* _What is being asked_
Please repeat everything in the data below, from the line containing "feature-increase-blood-flow: INCREASE BLOOD" down to the line containing "feature-suitable-for-all-sport-activities: SUITABLE FOR", with both of those lines included.

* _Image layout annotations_
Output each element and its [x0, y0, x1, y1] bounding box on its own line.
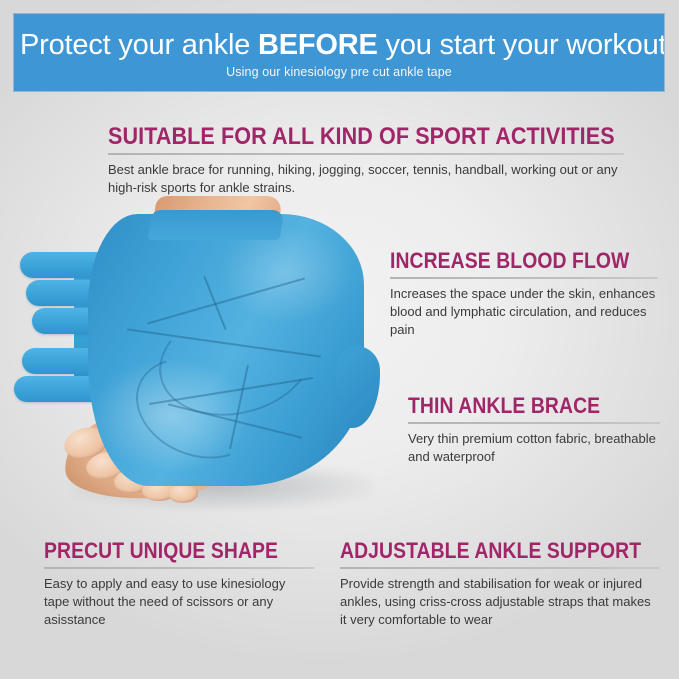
feature-increase-blood-flow: INCREASE BLOOD FLOW Increases the space …	[390, 248, 658, 339]
brace-top-cuff	[148, 210, 285, 240]
feature-divider	[44, 567, 314, 569]
feature-body: Very thin premium cotton fabric, breatha…	[408, 430, 660, 466]
feature-suitable-for-all-sport-activities: SUITABLE FOR ALL KIND OF SPORT ACTIVITIE…	[108, 124, 624, 197]
banner-title-part-2: you start your workout	[378, 29, 665, 61]
feature-body: Increases the space under the skin, enha…	[390, 285, 658, 339]
feature-precut-unique-shape: PRECUT UNIQUE SHAPE Easy to apply and ea…	[44, 538, 314, 629]
feature-thin-ankle-brace: THIN ANKLE BRACE Very thin premium cotto…	[408, 393, 660, 466]
feature-heading: INCREASE BLOOD FLOW	[390, 248, 626, 273]
banner-title-part-1: Protect your ankle	[20, 29, 258, 61]
feature-body: Best ankle brace for running, hiking, jo…	[108, 161, 624, 197]
brace-heel-panel	[336, 346, 380, 428]
banner-title: Protect your ankle BEFORE you start your…	[14, 14, 664, 62]
feature-body: Easy to apply and easy to use kinesiolog…	[44, 575, 314, 629]
product-infographic: Protect your ankle BEFORE you start your…	[0, 0, 679, 679]
feature-heading: SUITABLE FOR ALL KIND OF SPORT ACTIVITIE…	[108, 124, 562, 149]
feature-heading: ADJUSTABLE ANKLE SUPPORT	[340, 538, 622, 563]
feature-heading: PRECUT UNIQUE SHAPE	[44, 538, 282, 563]
feature-divider	[340, 567, 660, 569]
feature-heading: THIN ANKLE BRACE	[408, 393, 630, 418]
feature-divider	[408, 422, 660, 424]
header-banner: Protect your ankle BEFORE you start your…	[13, 13, 665, 92]
toe	[168, 484, 198, 503]
feature-body: Provide strength and stabilisation for w…	[340, 575, 660, 629]
banner-title-emphasis: BEFORE	[258, 29, 378, 61]
feature-adjustable-ankle-support: ADJUSTABLE ANKLE SUPPORT Provide strengt…	[340, 538, 660, 629]
blue-ankle-brace-wrap	[88, 214, 364, 486]
foot-wearing-blue-ankle-brace	[62, 196, 392, 544]
banner-subtitle: Using our kinesiology pre cut ankle tape	[14, 62, 664, 80]
feature-divider	[108, 153, 624, 155]
feature-divider	[390, 277, 658, 279]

* _Solved exercise_
feature-increase-blood-flow: INCREASE BLOOD FLOW Increases the space …	[390, 248, 658, 339]
brace-top-cuff	[148, 210, 285, 240]
feature-divider	[44, 567, 314, 569]
feature-body: Very thin premium cotton fabric, breatha…	[408, 430, 660, 466]
feature-suitable-for-all-sport-activities: SUITABLE FOR ALL KIND OF SPORT ACTIVITIE…	[108, 124, 624, 197]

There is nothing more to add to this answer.